:: TEXTE À LIRE

R.- Non, ce que je veux dire c'est qu'il faut dire à ceux qui veulent travailler avec nous pour permettre justement qu'il puisse y avoir l'alternance et l'alternative, il faut qu'ils s'y mettent tout de suite avec nous et pas juxtaposer des petites boutiques politiques qui n'ont plus beaucoup d'intérêt. Donc il faut maintenant faire, ce qu'on va appeler, des assises, une refondation, qu'importe, mais que ceux qui veulent maintenant s'organiser le fassent.
Q.-
Ça ira jusqu'où, a priori ?

R.- Alors ensuite...

Q.- De Besancenot à Bayrou, c'est ça le spectre ?

R.- Non, mais je pense que pour Besancenot on sait bien qu'il n'est pas dans perspective-là, ne laissons pas penser qu'il pourrait, je respecte sa démarche, mais qu'il pourrait venir avec le Parti socialiste avec d'autres travailler pour faire une force de Gouvernement, nous l'avons bien vu dans cette campagne.

Q.- F. Bayrou le peut-il ?

::::
:: DONNÉES D'ENTRÉE

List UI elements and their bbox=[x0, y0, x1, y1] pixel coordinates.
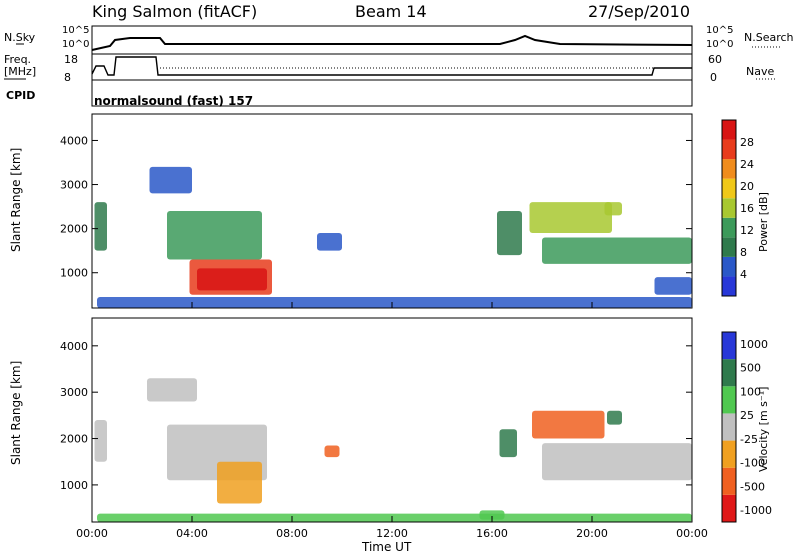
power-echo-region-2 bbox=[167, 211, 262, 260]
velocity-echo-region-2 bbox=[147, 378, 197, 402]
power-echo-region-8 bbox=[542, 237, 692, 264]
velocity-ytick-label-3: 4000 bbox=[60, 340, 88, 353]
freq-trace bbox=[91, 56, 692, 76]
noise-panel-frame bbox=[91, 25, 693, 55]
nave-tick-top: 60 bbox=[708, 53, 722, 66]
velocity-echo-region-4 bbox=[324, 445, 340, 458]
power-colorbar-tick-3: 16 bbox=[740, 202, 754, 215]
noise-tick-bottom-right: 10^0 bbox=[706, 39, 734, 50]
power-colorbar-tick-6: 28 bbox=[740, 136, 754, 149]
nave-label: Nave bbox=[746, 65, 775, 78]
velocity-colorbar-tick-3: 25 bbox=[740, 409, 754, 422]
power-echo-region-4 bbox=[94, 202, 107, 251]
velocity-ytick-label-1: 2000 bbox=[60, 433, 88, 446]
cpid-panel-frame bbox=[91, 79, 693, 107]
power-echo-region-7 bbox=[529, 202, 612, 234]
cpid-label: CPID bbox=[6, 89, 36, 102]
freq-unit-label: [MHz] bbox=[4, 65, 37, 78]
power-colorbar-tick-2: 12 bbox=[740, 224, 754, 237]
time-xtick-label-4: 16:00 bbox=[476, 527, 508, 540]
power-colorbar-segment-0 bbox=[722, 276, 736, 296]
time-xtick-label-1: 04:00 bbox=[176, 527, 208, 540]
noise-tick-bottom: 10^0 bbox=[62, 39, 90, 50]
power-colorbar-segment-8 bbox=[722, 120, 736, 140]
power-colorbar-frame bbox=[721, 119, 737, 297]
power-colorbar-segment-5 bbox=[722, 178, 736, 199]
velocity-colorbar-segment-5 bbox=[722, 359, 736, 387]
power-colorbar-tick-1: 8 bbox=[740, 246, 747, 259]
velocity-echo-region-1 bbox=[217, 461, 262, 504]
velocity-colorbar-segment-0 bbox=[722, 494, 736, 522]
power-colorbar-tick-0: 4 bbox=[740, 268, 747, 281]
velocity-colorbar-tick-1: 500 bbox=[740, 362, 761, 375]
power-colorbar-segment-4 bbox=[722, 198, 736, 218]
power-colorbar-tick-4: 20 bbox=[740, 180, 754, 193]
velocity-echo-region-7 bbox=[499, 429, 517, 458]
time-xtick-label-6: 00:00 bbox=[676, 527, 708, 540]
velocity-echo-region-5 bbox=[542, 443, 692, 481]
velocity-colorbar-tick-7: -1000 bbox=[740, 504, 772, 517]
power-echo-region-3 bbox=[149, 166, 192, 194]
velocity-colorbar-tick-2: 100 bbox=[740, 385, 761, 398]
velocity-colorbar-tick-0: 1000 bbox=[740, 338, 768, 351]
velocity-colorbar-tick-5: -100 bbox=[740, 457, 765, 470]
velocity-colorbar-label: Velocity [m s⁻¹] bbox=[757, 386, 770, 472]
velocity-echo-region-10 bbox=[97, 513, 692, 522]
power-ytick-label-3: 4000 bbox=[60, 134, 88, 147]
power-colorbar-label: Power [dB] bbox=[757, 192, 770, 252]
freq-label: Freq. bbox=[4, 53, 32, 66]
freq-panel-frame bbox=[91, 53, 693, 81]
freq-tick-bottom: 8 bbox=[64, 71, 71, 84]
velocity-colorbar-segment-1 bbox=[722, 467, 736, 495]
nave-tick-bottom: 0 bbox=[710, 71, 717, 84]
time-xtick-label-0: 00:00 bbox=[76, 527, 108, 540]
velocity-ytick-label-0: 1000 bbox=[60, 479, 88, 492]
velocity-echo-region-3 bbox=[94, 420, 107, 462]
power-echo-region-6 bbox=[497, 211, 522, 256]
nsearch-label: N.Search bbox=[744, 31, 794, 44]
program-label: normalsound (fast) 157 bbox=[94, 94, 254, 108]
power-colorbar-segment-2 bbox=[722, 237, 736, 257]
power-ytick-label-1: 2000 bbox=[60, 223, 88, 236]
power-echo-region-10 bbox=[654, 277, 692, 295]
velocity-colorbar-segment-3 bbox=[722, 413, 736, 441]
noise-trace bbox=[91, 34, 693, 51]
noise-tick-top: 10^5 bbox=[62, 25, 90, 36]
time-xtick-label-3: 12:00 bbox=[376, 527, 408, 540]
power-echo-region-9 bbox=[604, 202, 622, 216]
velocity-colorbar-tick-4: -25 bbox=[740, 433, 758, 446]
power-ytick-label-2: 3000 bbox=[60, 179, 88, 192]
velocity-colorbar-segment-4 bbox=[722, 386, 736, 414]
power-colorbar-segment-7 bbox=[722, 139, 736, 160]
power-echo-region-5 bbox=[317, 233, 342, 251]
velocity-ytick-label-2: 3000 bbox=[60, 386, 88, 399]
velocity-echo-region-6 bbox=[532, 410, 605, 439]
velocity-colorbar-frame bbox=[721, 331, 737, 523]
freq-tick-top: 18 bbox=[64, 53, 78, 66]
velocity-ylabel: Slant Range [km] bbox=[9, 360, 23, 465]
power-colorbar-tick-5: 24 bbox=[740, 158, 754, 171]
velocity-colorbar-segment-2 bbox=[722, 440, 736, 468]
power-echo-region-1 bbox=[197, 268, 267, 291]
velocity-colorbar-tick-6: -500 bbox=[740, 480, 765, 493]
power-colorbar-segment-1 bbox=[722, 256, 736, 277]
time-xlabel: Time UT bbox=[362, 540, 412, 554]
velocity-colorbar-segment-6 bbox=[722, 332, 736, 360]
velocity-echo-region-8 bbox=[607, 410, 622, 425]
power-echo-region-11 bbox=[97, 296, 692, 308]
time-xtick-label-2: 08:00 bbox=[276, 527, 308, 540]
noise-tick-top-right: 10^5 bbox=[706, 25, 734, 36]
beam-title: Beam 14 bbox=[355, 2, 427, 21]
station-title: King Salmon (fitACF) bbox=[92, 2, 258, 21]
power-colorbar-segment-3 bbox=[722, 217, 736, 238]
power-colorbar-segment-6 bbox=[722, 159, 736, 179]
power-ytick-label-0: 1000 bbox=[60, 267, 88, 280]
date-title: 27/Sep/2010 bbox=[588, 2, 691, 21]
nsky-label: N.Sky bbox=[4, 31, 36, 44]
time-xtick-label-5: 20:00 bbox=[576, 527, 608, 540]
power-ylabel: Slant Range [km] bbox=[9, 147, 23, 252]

::::
:: DONNÉES D'ENTRÉE

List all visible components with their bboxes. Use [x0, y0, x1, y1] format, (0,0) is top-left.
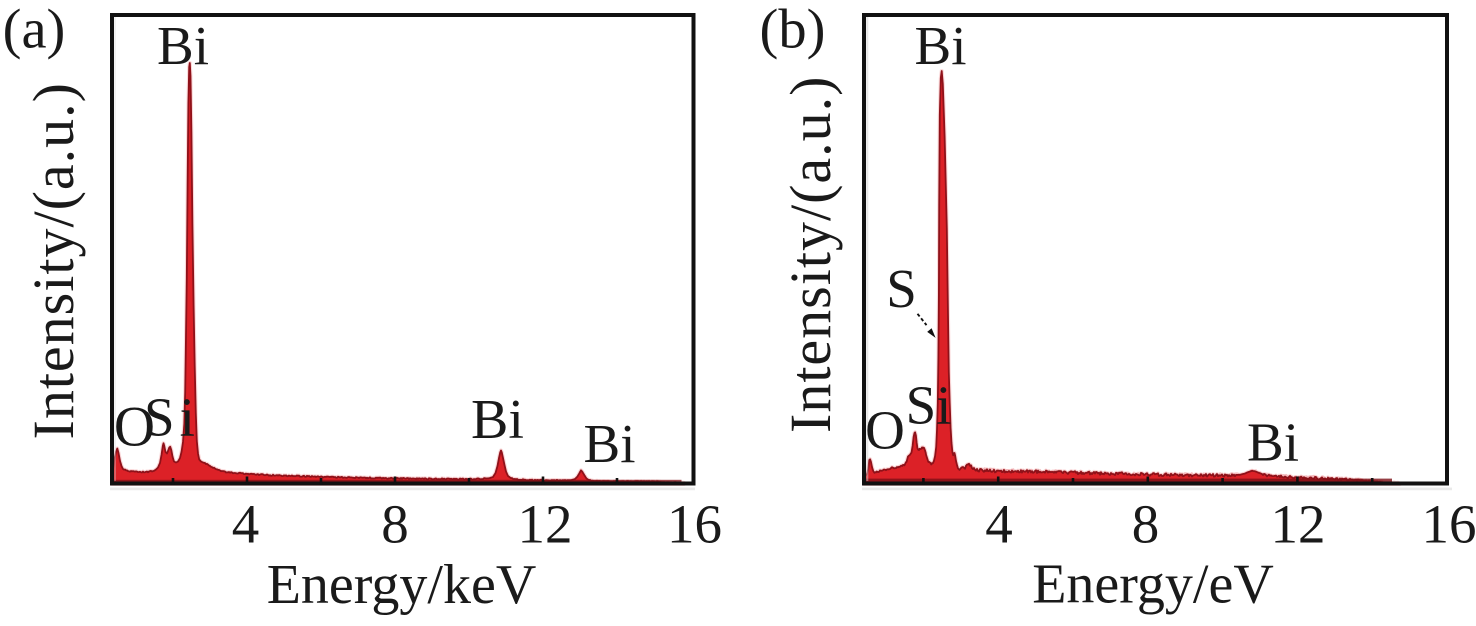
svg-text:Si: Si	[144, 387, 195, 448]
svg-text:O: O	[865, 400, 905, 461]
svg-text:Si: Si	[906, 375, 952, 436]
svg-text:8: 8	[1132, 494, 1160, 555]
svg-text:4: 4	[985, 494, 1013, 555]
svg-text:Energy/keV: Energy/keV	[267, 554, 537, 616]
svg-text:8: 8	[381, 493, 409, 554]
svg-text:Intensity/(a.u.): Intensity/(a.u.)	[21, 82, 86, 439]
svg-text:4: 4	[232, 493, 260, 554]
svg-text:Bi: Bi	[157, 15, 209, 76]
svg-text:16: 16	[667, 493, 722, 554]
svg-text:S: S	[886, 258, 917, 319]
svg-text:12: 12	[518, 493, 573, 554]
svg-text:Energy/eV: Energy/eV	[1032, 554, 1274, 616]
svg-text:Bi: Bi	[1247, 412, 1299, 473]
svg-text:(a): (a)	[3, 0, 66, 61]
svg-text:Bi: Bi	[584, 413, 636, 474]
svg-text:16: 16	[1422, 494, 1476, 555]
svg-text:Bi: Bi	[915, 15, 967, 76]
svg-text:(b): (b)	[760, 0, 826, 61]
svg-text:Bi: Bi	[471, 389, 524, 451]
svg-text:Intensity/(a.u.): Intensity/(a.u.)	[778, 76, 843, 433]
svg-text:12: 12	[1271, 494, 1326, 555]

::::

| OBJECTIF VISÉ 1 |
D'après l'extrait d'entretien, par quels deux termes l'intervenant désigne-t-il ce qu'il faut maintenant faire ?
| OBJECTIF VISÉ 2 |
Recopiez à l'identique les lignes de la liste, en commençant par celle qui contient « power-echo-region-2 bbox=[167, 211, 262, 260] » et en terminant par celle qui contient « power-colorbar-frame bbox=[721, 119, 737, 297] ».
L'extrait d'entretien et la liste proviennent de sources distinctes.

| SOLUTION PROPOSÉE 1 |
Des assises et une refondation.

| SOLUTION PROPOSÉE 2 |
power-echo-region-2 bbox=[167, 211, 262, 260]
velocity-echo-region-2 bbox=[147, 378, 197, 402]
power-echo-region-8 bbox=[542, 237, 692, 264]
velocity-ytick-label-3: 4000 bbox=[60, 340, 88, 353]
freq-trace bbox=[91, 56, 692, 76]
noise-panel-frame bbox=[91, 25, 693, 55]
nave-tick-top: 60 bbox=[708, 53, 722, 66]
velocity-echo-region-4 bbox=[324, 445, 340, 458]
power-colorbar-tick-3: 16 bbox=[740, 202, 754, 215]
noise-tick-bottom-right: 10^0 bbox=[706, 39, 734, 50]
power-colorbar-tick-6: 28 bbox=[740, 136, 754, 149]
nave-label: Nave bbox=[746, 65, 775, 78]
velocity-colorbar-tick-3: 25 bbox=[740, 409, 754, 422]
power-echo-region-4 bbox=[94, 202, 107, 251]
velocity-ytick-label-1: 2000 bbox=[60, 433, 88, 446]
cpid-panel-frame bbox=[91, 79, 693, 107]
power-echo-region-7 bbox=[529, 202, 612, 234]
cpid-label: CPID bbox=[6, 89, 36, 102]
freq-unit-label: [MHz] bbox=[4, 65, 37, 78]
power-colorbar-tick-2: 12 bbox=[740, 224, 754, 237]
time-xtick-label-4: 16:00 bbox=[476, 527, 508, 540]
power-colorbar-segment-0 bbox=[722, 276, 736, 296]
time-xtick-label-1: 04:00 bbox=[176, 527, 208, 540]
noise-tick-bottom: 10^0 bbox=[62, 39, 90, 50]
power-colorbar-segment-8 bbox=[722, 120, 736, 140]
power-colorbar-frame bbox=[721, 119, 737, 297]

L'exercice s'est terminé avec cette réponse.